◆ Written problem: Say how many lines contain "ylabel", using only the number.

◆ Records provided:
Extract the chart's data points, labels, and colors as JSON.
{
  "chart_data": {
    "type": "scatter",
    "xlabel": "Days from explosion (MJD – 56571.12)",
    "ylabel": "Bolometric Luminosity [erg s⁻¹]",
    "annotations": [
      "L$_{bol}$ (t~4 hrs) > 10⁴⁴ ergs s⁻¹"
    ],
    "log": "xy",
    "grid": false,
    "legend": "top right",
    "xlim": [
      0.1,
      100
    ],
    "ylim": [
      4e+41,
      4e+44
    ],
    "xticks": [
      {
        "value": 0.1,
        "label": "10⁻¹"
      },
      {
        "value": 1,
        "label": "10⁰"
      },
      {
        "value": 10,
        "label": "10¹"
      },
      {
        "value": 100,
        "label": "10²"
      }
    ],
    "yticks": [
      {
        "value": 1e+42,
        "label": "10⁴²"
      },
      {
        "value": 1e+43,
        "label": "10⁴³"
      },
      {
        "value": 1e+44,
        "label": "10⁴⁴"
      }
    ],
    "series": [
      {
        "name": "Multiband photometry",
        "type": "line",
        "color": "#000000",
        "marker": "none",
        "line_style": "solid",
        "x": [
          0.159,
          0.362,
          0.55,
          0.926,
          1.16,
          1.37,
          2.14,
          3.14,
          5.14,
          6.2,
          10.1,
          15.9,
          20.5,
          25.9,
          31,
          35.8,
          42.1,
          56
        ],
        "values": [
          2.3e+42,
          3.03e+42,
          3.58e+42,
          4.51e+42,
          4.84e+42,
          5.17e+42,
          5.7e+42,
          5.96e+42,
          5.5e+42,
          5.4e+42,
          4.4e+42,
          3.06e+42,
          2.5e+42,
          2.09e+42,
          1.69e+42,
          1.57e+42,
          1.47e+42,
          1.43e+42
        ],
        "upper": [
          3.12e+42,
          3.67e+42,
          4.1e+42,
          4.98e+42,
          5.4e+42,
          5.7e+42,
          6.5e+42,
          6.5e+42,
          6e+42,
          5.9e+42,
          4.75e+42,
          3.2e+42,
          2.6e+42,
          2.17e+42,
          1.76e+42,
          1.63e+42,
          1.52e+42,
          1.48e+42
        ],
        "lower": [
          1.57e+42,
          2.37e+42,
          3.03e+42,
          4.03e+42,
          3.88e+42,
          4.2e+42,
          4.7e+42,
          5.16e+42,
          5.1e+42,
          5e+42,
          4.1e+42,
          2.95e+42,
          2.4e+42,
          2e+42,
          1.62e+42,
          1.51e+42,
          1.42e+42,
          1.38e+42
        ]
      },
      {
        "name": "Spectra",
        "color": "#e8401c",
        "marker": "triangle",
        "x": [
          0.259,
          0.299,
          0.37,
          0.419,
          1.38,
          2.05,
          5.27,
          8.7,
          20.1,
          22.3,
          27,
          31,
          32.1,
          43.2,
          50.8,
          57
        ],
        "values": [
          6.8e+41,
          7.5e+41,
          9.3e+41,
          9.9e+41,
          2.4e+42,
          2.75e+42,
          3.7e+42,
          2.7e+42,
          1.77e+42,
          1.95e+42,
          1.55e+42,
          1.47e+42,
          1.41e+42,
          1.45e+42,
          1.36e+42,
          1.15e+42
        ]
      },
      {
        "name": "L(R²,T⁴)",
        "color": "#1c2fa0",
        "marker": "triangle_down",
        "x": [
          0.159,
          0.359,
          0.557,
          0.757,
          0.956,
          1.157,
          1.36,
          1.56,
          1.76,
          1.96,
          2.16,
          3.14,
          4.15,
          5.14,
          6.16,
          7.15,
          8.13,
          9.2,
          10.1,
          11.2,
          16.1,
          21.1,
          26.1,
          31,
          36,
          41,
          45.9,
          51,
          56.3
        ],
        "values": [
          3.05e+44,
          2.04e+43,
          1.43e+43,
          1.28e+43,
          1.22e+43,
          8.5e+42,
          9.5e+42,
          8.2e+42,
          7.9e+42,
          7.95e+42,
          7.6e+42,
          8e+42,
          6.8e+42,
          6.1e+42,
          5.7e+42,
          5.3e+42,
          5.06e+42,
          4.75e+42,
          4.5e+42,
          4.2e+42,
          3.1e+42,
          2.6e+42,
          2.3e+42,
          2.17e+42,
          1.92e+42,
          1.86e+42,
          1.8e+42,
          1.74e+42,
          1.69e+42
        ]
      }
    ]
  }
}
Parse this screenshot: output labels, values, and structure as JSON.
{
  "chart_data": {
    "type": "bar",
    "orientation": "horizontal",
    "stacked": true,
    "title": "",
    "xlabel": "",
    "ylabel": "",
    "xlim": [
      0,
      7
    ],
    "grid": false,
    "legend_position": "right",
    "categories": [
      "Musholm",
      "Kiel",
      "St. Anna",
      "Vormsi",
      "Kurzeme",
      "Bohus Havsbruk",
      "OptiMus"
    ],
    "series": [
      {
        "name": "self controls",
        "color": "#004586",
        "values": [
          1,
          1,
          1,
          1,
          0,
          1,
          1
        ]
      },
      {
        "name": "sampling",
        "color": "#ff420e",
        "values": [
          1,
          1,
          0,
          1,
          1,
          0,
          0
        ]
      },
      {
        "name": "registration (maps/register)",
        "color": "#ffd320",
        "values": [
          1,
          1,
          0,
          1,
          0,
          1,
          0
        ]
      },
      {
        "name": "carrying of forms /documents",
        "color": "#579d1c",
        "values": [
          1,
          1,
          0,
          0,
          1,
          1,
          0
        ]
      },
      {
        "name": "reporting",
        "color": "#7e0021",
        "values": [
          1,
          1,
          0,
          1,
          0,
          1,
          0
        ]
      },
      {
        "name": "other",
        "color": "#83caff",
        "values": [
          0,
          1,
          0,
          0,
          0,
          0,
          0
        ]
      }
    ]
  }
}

◆ Output: 2